EXERCISE INSTRUCTIONS: Gather every line below where "Placa" appears.
-=-=-=-=-
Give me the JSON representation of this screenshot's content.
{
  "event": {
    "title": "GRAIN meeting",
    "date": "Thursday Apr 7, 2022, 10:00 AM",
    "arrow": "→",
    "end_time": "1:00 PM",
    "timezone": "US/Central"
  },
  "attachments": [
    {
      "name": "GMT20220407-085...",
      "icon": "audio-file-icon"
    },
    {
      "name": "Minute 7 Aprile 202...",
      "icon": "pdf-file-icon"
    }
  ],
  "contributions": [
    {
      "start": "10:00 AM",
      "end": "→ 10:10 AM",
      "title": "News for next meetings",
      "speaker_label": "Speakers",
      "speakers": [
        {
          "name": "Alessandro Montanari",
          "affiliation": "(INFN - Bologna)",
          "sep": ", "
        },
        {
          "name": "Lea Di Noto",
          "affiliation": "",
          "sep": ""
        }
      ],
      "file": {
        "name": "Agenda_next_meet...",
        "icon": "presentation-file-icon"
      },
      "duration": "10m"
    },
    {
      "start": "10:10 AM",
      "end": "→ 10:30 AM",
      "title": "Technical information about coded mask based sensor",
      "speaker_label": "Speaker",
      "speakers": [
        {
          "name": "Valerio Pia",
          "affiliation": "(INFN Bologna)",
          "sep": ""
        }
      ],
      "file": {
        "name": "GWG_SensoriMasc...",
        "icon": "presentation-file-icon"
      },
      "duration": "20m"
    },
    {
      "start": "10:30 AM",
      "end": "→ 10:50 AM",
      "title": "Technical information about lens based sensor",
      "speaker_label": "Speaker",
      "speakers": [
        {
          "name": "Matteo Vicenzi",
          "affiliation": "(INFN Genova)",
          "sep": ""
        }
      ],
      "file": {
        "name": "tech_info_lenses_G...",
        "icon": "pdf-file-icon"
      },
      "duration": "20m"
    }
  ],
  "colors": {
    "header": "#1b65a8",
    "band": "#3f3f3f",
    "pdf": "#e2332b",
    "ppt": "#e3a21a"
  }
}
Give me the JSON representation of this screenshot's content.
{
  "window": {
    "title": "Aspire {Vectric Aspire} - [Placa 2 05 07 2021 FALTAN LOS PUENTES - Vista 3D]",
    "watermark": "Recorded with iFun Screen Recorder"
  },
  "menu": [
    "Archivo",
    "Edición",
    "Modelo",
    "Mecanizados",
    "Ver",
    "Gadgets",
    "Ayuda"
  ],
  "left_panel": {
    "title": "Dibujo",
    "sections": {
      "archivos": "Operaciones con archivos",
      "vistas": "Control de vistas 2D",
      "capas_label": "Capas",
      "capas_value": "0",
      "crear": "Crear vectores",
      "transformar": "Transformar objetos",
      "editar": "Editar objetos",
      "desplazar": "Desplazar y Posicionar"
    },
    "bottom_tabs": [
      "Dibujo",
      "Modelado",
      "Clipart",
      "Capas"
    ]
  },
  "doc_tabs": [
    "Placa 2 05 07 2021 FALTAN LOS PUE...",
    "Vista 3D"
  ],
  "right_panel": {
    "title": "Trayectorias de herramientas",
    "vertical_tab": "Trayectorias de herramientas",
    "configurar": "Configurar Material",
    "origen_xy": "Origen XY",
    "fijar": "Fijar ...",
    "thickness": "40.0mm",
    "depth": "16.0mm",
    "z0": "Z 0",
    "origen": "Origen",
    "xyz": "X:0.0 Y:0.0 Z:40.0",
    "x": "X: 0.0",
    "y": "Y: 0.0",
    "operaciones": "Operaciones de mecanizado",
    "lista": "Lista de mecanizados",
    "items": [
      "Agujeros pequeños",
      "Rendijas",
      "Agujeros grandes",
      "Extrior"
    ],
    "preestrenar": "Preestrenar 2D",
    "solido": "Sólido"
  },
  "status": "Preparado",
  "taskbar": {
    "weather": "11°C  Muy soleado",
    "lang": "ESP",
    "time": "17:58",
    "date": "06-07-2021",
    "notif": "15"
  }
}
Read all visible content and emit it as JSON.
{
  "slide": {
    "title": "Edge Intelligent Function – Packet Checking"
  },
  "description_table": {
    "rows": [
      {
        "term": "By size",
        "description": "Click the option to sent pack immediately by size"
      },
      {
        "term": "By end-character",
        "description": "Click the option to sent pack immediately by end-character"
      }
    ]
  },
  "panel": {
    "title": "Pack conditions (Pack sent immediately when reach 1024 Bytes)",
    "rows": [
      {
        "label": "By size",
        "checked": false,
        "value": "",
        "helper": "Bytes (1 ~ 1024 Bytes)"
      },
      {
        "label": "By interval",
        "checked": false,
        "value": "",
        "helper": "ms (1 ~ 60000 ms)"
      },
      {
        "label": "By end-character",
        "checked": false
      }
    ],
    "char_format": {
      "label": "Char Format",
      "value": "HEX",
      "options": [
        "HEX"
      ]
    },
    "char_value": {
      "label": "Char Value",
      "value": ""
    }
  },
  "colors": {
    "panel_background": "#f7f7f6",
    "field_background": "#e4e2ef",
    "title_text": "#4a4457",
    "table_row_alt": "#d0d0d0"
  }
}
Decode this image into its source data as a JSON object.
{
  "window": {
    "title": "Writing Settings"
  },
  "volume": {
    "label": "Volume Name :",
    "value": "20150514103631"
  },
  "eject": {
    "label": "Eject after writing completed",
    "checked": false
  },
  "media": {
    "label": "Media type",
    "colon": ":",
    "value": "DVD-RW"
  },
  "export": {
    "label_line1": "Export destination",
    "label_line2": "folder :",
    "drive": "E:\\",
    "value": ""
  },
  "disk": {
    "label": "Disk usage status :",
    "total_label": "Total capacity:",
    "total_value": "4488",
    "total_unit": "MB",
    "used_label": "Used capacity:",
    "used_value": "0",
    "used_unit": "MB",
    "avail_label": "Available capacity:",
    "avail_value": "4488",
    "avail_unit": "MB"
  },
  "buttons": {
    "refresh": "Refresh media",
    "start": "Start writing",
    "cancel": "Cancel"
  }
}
-=-=-=-=-
PROBLEM SOLUTION:
    "title": "Aspire {Vectric Aspire} - [Placa 2 05 07 2021 FALTAN LOS PUENTES - Vista 3D]",
    "Placa 2 05 07 2021 FALTAN LOS PUE...",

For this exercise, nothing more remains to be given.